Are you able to quote each entry exactly as written?

Collected data entries:
****************

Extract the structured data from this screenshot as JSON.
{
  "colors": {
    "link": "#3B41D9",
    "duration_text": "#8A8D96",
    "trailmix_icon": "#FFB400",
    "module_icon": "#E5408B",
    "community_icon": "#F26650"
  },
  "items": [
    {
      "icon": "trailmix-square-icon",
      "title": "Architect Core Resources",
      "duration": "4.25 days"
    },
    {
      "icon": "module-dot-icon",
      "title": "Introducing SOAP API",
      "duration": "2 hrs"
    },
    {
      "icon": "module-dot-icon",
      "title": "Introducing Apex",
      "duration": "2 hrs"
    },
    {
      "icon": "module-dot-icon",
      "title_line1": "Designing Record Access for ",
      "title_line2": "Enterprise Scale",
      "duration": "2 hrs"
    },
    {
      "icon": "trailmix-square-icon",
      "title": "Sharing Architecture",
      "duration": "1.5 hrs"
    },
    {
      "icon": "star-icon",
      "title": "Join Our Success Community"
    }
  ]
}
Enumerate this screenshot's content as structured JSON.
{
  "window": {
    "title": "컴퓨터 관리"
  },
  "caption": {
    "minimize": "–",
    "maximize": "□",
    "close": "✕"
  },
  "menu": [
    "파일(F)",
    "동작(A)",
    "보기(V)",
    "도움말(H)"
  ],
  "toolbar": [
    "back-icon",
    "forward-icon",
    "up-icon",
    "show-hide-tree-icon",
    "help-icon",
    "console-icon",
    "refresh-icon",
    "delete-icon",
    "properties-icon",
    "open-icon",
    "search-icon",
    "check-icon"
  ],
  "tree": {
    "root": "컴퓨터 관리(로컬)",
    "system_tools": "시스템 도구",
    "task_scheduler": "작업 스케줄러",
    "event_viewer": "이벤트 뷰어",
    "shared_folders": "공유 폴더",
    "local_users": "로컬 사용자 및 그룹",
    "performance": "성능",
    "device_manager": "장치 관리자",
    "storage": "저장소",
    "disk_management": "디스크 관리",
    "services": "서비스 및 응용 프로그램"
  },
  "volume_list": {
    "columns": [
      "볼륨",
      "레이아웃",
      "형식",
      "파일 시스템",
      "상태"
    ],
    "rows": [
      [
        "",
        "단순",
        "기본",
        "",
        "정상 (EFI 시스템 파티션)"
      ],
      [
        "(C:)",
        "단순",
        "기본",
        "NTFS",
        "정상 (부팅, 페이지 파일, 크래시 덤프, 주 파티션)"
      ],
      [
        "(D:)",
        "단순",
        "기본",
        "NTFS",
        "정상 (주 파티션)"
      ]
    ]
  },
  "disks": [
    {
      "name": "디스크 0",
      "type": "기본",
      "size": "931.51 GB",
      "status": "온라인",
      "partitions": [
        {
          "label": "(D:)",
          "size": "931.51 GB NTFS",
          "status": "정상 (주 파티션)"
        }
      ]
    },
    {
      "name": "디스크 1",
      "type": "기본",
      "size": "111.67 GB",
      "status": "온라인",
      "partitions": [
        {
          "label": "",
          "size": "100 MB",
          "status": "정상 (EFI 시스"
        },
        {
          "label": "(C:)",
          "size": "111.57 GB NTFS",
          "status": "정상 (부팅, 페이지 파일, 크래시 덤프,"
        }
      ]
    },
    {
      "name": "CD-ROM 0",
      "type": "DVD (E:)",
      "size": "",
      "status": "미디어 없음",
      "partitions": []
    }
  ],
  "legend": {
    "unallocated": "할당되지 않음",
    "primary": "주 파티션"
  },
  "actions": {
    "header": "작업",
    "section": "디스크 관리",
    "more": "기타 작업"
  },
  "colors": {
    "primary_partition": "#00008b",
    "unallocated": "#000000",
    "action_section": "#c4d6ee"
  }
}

****************

-- Reply to the exercise --
Extract the structured data from this screenshot as JSON.
{
  "colors": {
    "link": "#3B41D9",
    "duration_text": "#8A8D96",
    "trailmix_icon": "#FFB400",
    "module_icon": "#E5408B",
    "community_icon": "#F26650"
  },
  "items": [
    {
      "icon": "trailmix-square-icon",
      "title": "Architect Core Resources",
      "duration": "4.25 days"
    },
    {
      "icon": "module-dot-icon",
      "title": "Introducing SOAP API",
      "duration": "2 hrs"
    },
    {
      "icon": "module-dot-icon",
      "title": "Introducing Apex",
      "duration": "2 hrs"
    },
    {
      "icon": "module-dot-icon",
      "title_line1": "Designing Record Access for ",
      "title_line2": "Enterprise Scale",
      "duration": "2 hrs"
    },
    {
      "icon": "trailmix-square-icon",
      "title": "Sharing Architecture",
      "duration": "1.5 hrs"
    },
    {
      "icon": "star-icon",
      "title": "Join Our Success Community"
    }
  ]
}
Enumerate this screenshot's content as structured JSON.
{
  "window": {
    "title": "컴퓨터 관리"
  },
  "caption": {
    "minimize": "–",
    "maximize": "□",
    "close": "✕"
  },
  "menu": [
    "파일(F)",
    "동작(A)",
    "보기(V)",
    "도움말(H)"
  ],
  "toolbar": [
    "back-icon",
    "forward-icon",
    "up-icon",
    "show-hide-tree-icon",
    "help-icon",
    "console-icon",
    "refresh-icon",
    "delete-icon",
    "properties-icon",
    "open-icon",
    "search-icon",
    "check-icon"
  ],
  "tree": {
    "root": "컴퓨터 관리(로컬)",
    "system_tools": "시스템 도구",
    "task_scheduler": "작업 스케줄러",
    "event_viewer": "이벤트 뷰어",
    "shared_folders": "공유 폴더",
    "local_users": "로컬 사용자 및 그룹",
    "performance": "성능",
    "device_manager": "장치 관리자",
    "storage": "저장소",
    "disk_management": "디스크 관리",
    "services": "서비스 및 응용 프로그램"
  },
  "volume_list": {
    "columns": [
      "볼륨",
      "레이아웃",
      "형식",
      "파일 시스템",
      "상태"
    ],
    "rows": [
      [
        "",
        "단순",
        "기본",
        "",
        "정상 (EFI 시스템 파티션)"
      ],
      [
        "(C:)",
        "단순",
        "기본",
        "NTFS",
        "정상 (부팅, 페이지 파일, 크래시 덤프, 주 파티션)"
      ],
      [
        "(D:)",
        "단순",
        "기본",
        "NTFS",
        "정상 (주 파티션)"
      ]
    ]
  },
  "disks": [
    {
      "name": "디스크 0",
      "type": "기본",
      "size": "931.51 GB",
      "status": "온라인",
      "partitions": [
        {
          "label": "(D:)",
          "size": "931.51 GB NTFS",
          "status": "정상 (주 파티션)"
        }
      ]
    },
    {
      "name": "디스크 1",
      "type": "기본",
      "size": "111.67 GB",
      "status": "온라인",
      "partitions": [
        {
          "label": "",
          "size": "100 MB",
          "status": "정상 (EFI 시스"
        },
        {
          "label": "(C:)",
          "size": "111.57 GB NTFS",
          "status": "정상 (부팅, 페이지 파일, 크래시 덤프,"
        }
      ]
    },
    {
      "name": "CD-ROM 0",
      "type": "DVD (E:)",
      "size": "",
      "status": "미디어 없음",
      "partitions": []
    }
  ],
  "legend": {
    "unallocated": "할당되지 않음",
    "primary": "주 파티션"
  },
  "actions": {
    "header": "작업",
    "section": "디스크 관리",
    "more": "기타 작업"
  },
  "colors": {
    "primary_partition": "#00008b",
    "unallocated": "#000000",
    "action_section": "#c4d6ee"
  }
}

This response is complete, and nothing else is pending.